→ Objective:
Gather all lines in the entries that include the word "Radio".

→ Material for the task:
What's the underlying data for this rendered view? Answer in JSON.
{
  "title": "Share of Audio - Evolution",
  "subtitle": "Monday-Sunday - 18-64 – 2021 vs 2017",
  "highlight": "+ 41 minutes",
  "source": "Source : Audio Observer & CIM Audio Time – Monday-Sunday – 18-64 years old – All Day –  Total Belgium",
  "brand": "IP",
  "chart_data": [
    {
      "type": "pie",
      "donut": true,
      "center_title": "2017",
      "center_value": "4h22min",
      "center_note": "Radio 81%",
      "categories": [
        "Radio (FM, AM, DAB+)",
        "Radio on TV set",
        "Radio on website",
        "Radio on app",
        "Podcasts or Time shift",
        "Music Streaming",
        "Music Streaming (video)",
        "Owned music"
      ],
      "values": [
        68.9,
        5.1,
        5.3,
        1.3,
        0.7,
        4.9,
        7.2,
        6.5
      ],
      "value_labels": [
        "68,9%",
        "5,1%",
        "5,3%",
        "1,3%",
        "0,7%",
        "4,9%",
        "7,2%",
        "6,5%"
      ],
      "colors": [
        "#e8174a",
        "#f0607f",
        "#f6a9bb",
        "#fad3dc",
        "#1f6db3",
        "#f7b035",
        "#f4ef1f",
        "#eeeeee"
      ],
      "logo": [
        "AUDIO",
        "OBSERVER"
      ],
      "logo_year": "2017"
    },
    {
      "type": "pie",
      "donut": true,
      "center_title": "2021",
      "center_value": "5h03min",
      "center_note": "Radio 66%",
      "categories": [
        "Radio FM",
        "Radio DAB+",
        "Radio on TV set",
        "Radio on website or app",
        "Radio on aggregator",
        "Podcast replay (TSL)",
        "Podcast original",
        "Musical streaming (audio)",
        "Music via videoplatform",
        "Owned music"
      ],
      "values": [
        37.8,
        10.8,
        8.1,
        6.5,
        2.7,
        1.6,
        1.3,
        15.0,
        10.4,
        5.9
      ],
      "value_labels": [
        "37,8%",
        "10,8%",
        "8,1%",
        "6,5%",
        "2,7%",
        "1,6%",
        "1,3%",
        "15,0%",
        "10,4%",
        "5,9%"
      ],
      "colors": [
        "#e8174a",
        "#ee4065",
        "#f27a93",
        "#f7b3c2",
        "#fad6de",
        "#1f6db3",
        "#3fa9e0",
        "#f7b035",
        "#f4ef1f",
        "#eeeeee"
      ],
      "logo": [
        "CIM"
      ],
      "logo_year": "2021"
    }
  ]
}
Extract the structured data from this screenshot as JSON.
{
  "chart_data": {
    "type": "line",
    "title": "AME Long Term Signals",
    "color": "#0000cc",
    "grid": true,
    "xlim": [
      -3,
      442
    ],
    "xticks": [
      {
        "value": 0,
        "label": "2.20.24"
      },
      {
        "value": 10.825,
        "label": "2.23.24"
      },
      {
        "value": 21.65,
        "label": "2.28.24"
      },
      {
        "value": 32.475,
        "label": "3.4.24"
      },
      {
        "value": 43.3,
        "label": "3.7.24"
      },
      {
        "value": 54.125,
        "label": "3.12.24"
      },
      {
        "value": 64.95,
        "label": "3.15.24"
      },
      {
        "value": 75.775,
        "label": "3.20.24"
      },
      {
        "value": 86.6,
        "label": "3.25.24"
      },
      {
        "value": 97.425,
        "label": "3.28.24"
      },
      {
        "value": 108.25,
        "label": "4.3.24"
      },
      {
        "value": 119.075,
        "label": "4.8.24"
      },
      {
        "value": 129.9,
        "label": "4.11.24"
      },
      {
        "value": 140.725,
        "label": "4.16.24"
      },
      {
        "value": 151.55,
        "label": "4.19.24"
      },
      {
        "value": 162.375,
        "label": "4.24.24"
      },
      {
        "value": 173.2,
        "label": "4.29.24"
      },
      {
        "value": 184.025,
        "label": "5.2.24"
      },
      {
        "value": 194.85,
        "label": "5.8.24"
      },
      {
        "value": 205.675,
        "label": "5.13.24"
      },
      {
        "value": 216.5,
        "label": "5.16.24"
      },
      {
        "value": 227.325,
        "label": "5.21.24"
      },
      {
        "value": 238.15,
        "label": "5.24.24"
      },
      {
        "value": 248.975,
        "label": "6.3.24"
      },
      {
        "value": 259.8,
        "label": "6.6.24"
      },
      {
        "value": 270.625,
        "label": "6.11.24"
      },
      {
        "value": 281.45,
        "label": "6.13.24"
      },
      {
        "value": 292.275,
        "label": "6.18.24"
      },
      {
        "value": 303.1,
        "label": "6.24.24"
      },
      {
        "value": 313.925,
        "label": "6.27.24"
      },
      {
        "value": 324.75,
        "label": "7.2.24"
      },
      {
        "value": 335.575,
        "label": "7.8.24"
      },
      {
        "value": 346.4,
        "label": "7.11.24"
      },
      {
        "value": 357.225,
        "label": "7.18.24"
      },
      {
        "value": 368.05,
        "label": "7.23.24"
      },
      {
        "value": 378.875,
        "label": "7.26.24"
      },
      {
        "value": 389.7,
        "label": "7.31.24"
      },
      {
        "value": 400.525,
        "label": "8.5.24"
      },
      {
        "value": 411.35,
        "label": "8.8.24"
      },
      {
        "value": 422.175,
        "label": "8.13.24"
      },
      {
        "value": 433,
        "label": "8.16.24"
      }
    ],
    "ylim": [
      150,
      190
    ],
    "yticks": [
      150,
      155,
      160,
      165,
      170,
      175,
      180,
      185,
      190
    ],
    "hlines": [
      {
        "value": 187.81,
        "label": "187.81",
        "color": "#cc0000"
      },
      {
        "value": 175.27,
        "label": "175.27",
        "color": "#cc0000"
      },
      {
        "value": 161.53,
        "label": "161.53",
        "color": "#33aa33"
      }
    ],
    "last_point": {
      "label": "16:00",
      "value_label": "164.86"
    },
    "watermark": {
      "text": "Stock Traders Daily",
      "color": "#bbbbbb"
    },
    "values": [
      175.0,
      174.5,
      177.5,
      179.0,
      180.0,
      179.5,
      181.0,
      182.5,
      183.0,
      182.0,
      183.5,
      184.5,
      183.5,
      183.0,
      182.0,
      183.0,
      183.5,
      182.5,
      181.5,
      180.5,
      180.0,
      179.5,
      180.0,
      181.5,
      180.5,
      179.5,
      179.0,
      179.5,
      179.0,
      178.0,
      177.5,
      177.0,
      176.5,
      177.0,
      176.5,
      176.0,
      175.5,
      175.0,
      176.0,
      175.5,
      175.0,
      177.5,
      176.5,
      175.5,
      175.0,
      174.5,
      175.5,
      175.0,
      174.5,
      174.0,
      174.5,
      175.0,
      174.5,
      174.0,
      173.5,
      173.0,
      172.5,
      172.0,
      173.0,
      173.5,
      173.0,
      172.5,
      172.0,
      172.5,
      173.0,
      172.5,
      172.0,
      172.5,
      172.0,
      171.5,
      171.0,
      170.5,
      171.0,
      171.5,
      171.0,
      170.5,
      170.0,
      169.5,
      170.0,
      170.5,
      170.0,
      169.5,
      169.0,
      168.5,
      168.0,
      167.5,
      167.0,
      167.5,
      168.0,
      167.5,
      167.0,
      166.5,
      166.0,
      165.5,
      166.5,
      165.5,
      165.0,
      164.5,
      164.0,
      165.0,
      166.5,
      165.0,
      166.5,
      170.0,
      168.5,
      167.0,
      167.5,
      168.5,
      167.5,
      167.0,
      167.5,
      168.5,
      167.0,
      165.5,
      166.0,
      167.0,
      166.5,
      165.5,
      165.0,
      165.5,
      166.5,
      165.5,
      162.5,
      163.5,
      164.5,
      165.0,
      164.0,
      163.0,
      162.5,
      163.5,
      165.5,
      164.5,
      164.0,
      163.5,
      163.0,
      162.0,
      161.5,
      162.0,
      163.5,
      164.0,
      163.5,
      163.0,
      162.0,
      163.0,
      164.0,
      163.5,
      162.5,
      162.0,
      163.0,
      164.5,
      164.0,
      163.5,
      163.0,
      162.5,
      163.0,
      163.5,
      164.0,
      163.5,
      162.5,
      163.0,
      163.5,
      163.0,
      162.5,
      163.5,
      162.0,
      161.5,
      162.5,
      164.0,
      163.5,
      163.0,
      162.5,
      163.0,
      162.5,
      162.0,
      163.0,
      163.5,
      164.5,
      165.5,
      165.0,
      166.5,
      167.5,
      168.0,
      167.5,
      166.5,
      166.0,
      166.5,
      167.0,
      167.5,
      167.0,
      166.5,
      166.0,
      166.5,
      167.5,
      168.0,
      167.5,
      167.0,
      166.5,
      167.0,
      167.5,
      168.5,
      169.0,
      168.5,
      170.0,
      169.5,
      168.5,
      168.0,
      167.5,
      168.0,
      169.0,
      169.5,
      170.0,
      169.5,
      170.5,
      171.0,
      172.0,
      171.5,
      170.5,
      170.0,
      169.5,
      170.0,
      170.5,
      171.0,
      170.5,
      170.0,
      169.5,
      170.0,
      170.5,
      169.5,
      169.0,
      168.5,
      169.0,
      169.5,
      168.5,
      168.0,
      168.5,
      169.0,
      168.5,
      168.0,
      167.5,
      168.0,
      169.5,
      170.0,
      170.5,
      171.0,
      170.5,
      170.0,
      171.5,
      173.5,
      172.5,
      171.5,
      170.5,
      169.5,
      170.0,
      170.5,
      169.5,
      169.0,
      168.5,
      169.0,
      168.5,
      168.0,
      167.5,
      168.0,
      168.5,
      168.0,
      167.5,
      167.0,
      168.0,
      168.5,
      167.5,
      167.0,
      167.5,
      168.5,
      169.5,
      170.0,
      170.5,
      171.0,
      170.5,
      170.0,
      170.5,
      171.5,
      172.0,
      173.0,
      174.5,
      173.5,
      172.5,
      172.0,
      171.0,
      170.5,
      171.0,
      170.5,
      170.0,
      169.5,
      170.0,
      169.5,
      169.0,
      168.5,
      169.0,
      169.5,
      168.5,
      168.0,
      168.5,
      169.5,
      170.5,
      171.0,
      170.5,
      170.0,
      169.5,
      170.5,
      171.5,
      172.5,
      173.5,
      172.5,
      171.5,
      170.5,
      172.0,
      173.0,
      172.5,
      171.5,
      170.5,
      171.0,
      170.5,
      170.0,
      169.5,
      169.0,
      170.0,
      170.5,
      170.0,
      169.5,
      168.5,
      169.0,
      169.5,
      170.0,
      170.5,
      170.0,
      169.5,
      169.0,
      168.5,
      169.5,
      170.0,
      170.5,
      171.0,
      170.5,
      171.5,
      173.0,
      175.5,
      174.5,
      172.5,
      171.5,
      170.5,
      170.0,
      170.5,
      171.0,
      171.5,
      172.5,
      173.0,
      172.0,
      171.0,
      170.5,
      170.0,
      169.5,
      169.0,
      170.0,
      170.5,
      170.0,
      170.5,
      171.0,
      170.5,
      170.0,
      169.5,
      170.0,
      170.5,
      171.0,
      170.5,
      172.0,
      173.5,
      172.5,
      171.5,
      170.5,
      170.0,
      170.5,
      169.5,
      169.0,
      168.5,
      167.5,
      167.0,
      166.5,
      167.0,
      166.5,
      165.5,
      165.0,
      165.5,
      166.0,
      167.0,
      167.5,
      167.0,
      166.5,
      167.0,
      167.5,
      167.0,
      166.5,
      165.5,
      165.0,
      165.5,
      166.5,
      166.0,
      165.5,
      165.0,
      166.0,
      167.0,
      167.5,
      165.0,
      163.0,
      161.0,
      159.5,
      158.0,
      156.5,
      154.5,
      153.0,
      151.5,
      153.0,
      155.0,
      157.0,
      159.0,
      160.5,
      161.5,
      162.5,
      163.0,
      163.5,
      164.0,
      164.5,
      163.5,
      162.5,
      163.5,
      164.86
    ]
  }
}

→ Result of this task:
      "center_note": "Radio 81%",
        "Radio (FM, AM, DAB+)",
        "Radio on TV set",
        "Radio on website",
        "Radio on app",
      "center_note": "Radio 66%",
        "Radio FM",
        "Radio DAB+",
        "Radio on TV set",
        "Radio on website or app",
        "Radio on aggregator",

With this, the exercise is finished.